WHAT IS EXPECTED =>
Each line containing the word "PÁGINA" must be collected.

(Records from a dataset)
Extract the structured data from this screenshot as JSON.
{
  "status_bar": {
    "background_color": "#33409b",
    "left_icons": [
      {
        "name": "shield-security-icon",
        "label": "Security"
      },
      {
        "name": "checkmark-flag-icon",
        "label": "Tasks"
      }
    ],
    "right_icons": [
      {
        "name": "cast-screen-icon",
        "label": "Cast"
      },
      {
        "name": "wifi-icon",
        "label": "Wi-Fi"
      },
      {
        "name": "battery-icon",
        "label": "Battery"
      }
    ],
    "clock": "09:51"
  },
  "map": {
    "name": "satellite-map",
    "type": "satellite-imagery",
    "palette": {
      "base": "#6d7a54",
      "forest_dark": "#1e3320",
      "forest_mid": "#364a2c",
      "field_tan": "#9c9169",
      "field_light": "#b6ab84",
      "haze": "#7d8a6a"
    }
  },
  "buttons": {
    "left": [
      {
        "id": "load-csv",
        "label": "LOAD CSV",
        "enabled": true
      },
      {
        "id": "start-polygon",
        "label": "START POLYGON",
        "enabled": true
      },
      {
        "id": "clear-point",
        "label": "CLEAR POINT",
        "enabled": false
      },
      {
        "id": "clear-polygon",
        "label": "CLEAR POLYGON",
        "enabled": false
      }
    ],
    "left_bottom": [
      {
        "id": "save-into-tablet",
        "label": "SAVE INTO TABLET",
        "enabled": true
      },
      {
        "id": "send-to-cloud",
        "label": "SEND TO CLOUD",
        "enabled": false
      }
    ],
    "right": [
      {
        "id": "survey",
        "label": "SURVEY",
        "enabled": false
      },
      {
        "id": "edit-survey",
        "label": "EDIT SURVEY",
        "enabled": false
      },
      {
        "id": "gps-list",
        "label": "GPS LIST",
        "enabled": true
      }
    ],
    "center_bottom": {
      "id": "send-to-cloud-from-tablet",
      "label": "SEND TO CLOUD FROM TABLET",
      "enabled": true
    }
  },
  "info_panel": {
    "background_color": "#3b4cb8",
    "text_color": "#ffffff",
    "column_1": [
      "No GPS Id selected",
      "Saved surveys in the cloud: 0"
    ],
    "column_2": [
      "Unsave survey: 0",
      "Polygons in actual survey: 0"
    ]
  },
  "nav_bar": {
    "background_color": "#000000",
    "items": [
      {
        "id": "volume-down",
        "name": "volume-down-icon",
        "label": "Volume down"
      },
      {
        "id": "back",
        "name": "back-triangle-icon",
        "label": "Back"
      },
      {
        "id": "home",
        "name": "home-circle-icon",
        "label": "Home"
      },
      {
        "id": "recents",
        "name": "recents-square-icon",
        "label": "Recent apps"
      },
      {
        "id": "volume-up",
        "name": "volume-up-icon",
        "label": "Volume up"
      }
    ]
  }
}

--

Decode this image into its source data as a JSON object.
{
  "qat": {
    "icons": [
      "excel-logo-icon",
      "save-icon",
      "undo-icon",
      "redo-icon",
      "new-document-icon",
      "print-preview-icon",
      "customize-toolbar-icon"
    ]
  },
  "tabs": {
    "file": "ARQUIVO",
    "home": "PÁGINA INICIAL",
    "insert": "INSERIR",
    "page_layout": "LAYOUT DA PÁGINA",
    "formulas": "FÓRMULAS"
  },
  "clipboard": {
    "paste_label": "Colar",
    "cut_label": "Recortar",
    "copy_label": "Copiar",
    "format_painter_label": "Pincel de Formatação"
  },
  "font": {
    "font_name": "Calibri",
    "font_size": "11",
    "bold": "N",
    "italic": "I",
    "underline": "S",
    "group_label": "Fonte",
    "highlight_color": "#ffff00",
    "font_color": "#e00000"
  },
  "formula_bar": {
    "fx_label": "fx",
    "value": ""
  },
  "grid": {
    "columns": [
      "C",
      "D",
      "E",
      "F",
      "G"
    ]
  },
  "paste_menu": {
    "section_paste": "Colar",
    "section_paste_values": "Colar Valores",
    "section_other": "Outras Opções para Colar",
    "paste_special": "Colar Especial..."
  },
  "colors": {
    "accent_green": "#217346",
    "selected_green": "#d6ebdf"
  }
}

==

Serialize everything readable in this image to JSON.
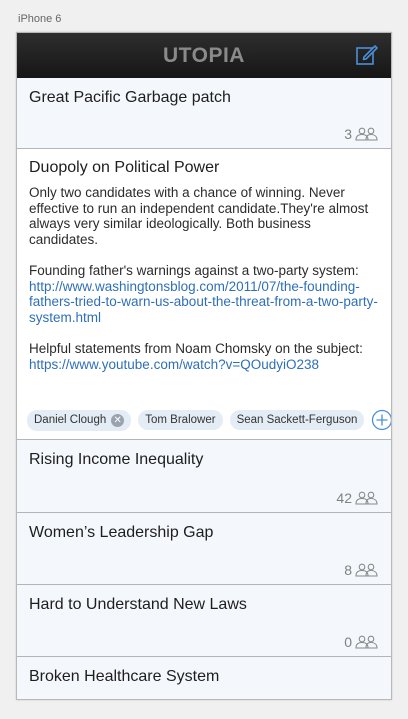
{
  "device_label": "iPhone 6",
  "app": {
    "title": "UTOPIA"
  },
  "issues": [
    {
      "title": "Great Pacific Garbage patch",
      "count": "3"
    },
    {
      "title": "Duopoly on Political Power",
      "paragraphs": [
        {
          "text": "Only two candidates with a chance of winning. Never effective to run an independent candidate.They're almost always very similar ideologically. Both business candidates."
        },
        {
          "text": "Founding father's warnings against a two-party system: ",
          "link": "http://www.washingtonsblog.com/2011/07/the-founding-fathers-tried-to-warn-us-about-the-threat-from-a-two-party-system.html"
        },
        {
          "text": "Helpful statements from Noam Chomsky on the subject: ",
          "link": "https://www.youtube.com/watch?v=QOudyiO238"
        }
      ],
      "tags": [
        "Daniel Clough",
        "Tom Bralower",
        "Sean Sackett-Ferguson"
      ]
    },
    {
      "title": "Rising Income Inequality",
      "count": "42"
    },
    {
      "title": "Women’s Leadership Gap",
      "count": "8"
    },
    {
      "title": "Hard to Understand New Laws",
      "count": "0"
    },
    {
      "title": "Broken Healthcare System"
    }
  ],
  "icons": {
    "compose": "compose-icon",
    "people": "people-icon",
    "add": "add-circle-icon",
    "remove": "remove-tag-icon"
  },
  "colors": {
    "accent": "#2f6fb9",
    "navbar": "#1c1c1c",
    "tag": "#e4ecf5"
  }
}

REPLY TO THE EXERCISE =>
    "home": "PÁGINA INICIAL",
    "page_layout": "LAYOUT DA PÁGINA",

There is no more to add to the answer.